Instructions for the task
Take every line from the listing below that contains "huic".

Task inputs
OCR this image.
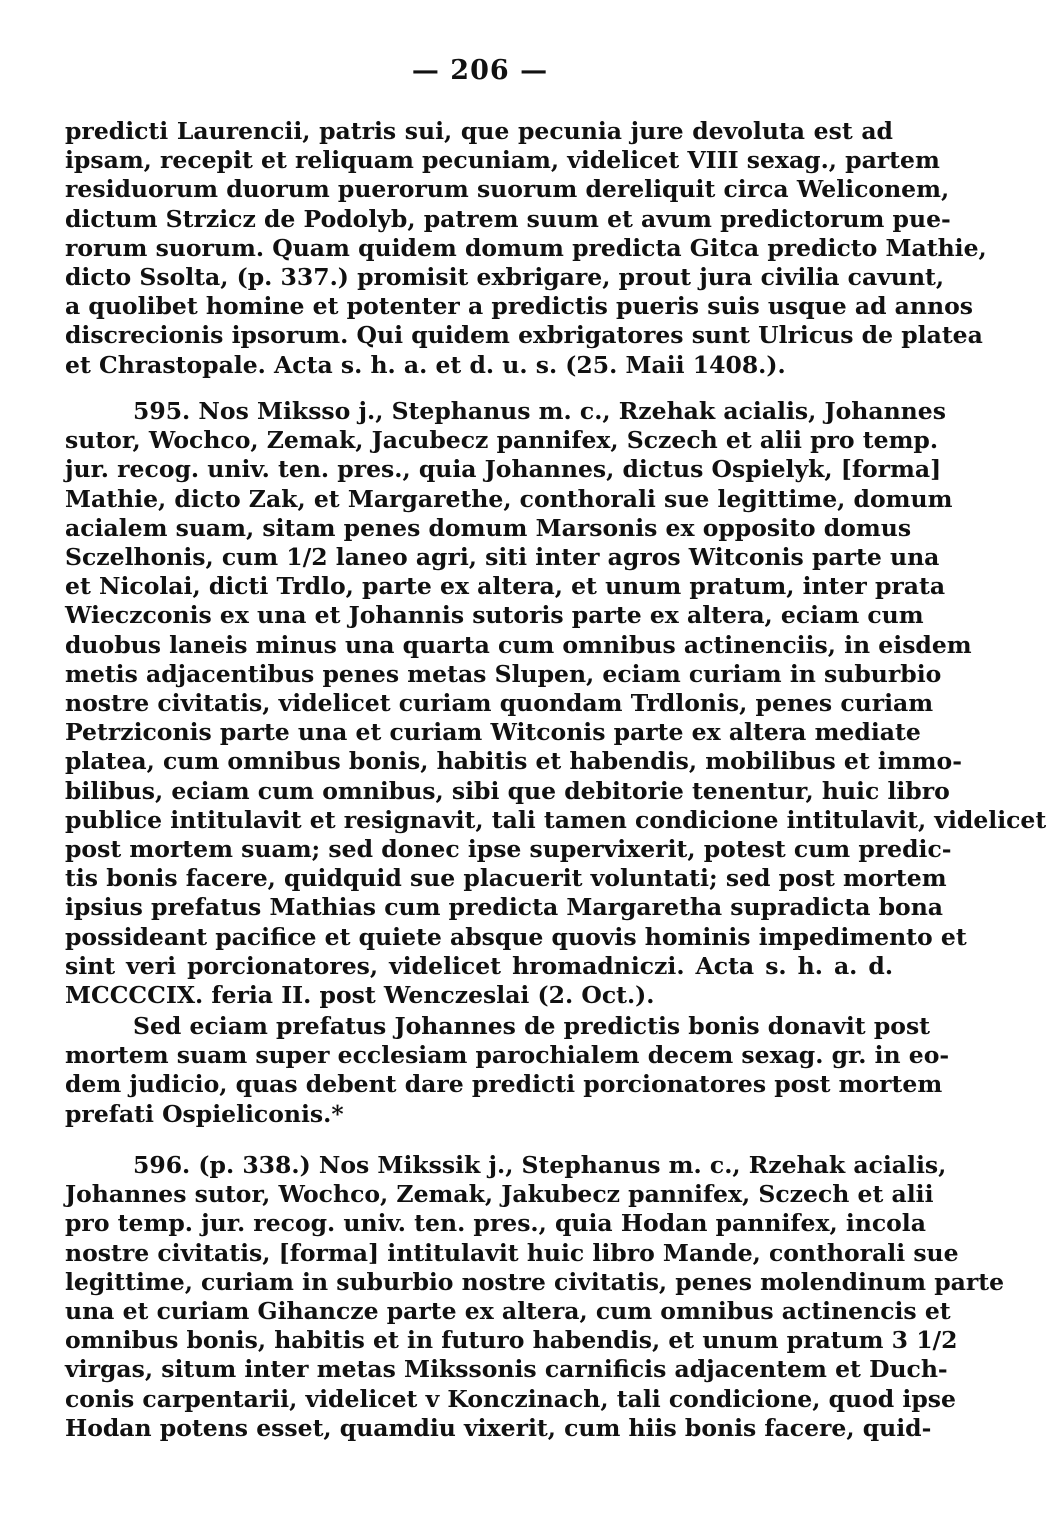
— 206 —
predicti Laurencii, patris sui, que pecunia jure devoluta est ad
ipsam, recepit et reliquam pecuniam, videlicet VIII sexag., partem
residuorum duorum puerorum suorum dereliquit circa Weliconem,
dictum Strzicz de Podolyb, patrem suum et avum predictorum pue-
rorum suorum. Quam quidem domum predicta Gitca predicto Mathie,
dicto Ssolta, (p. 337.) promisit exbrigare, prout jura civilia cavunt,
a quolibet homine et potenter a predictis pueris suis usque ad annos
discrecionis ipsorum. Qui quidem exbrigatores sunt Ulricus de platea
et Chrastopale. Acta s. h. a. et d. u. s. (25. Maii 1408.).
595. Nos Miksso j., Stephanus m. c., Rzehak acialis, Johannes
sutor, Wochco, Zemak, Jacubecz pannifex, Sczech et alii pro temp.
jur. recog. univ. ten. pres., quia Johannes, dictus Ospielyk, [forma]
Mathie, dicto Zak, et Margarethe, conthorali sue legittime, domum
acialem suam, sitam penes domum Marsonis ex opposito domus
Sczelhonis, cum 1/2 laneo agri, siti inter agros Witconis parte una
et Nicolai, dicti Trdlo, parte ex altera, et unum pratum, inter prata
Wieczconis ex una et Johannis sutoris parte ex altera, eciam cum
duobus laneis minus una quarta cum omnibus actinenciis, in eisdem
metis adjacentibus penes metas Slupen, eciam curiam in suburbio
nostre civitatis, videlicet curiam quondam Trdlonis, penes curiam
Petrziconis parte una et curiam Witconis parte ex altera mediate
platea, cum omnibus bonis, habitis et habendis, mobilibus et immo-
bilibus, eciam cum omnibus, sibi que debitorie tenentur, huic libro
publice intitulavit et resignavit, tali tamen condicione intitulavit, videlicet
post mortem suam; sed donec ipse supervixerit, potest cum predic-
tis bonis facere, quidquid sue placuerit voluntati; sed post mortem
ipsius prefatus Mathias cum predicta Margaretha supradicta bona
possideant pacifice et quiete absque quovis hominis impedimento et
sint veri porcionatores, videlicet hromadniczi. Acta s. h. a. d.
MCCCCIX. feria II. post Wenczeslai (2. Oct.).
Sed eciam prefatus Johannes de predictis bonis donavit post
mortem suam super ecclesiam parochialem decem sexag. gr. in eo-
dem judicio, quas debent dare predicti porcionatores post mortem
prefati Ospieliconis.*
596. (p. 338.) Nos Mikssik j., Stephanus m. c., Rzehak acialis,
Johannes sutor, Wochco, Zemak, Jakubecz pannifex, Sczech et alii
pro temp. jur. recog. univ. ten. pres., quia Hodan pannifex, incola
nostre civitatis, [forma] intitulavit huic libro Mande, conthorali sue
legittime, curiam in suburbio nostre civitatis, penes molendinum parte
una et curiam Gihancze parte ex altera, cum omnibus actinencis et
omnibus bonis, habitis et in futuro habendis, et unum pratum 3 1/2
virgas, situm inter metas Mikssonis carnificis adjacentem et Duch-
conis carpentarii, videlicet v Konczinach, tali condicione, quod ipse
Hodan potens esset, quamdiu vixerit, cum hiis bonis facere, quid-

Expected answer
bilibus, eciam cum omnibus, sibi que debitorie tenentur, huic libro
nostre civitatis, [forma] intitulavit huic libro Mande, conthorali sue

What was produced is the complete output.